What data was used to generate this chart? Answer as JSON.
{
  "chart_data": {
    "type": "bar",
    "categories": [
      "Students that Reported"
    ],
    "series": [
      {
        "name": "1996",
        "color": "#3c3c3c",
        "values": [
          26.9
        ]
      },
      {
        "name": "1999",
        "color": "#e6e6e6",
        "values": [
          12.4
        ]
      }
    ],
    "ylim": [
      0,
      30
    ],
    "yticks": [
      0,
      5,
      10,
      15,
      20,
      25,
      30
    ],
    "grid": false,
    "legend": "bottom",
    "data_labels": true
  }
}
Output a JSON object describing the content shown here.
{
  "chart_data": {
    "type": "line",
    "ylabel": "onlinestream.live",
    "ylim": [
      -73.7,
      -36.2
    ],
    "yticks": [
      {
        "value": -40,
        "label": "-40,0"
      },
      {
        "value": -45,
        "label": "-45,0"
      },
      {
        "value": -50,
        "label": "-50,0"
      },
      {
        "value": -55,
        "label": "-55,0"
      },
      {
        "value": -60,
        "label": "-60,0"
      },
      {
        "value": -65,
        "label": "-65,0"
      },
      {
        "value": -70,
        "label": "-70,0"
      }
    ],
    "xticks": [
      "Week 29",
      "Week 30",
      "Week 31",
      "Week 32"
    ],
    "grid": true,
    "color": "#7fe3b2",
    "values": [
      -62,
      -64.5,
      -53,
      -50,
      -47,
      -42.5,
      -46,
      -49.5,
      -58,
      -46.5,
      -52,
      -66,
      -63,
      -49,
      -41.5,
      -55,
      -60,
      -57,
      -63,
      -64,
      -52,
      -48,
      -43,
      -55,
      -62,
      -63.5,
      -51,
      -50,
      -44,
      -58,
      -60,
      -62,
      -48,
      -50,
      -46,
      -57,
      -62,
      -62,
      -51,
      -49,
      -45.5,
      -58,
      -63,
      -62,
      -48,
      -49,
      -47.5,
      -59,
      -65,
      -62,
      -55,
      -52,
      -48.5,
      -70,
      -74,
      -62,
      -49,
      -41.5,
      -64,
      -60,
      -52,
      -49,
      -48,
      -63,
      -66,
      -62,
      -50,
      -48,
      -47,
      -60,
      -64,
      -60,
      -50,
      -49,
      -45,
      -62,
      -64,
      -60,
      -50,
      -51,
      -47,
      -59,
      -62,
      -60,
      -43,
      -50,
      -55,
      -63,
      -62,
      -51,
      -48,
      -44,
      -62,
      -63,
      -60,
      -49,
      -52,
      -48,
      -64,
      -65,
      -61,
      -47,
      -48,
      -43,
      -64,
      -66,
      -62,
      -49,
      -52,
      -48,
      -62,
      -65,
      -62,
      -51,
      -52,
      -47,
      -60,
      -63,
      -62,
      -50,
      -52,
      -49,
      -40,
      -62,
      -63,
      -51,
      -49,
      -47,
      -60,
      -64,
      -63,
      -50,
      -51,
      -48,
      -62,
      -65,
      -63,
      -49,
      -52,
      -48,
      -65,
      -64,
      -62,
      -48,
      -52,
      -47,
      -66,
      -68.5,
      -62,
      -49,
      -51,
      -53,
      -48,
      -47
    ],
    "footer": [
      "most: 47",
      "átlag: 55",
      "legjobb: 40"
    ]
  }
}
__________
** Instructions to follow **
Scan the listing above. Gather each line that contains the word "JSON".

** Exercise response **
What data was used to generate this chart? Answer as JSON.
Output a JSON object describing the content shown here.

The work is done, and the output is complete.